Stated goal → Can you find the lines of the listing that include "name" and copy every one?

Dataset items

-.-.-

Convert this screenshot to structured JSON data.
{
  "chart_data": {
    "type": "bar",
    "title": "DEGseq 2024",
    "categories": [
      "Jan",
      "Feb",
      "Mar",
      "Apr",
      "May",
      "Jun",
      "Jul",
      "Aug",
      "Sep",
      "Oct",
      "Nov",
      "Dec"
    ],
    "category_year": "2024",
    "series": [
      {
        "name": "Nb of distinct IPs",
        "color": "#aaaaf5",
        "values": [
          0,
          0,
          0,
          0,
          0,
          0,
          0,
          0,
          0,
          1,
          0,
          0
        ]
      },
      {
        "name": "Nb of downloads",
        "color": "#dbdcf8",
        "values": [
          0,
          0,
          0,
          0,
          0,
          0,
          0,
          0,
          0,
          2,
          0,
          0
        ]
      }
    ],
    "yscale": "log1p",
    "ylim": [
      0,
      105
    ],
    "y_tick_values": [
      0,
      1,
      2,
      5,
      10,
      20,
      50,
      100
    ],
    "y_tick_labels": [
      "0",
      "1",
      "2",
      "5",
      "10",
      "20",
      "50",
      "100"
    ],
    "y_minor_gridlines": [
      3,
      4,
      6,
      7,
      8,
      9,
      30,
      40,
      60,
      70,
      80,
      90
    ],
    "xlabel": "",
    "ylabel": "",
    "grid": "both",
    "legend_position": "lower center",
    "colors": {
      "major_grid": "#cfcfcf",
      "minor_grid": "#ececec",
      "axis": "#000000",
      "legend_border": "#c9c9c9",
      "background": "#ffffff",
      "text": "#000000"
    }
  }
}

-.-.-

Answer below →
        "name": "Nb of distinct IPs",
        "name": "Nb of downloads",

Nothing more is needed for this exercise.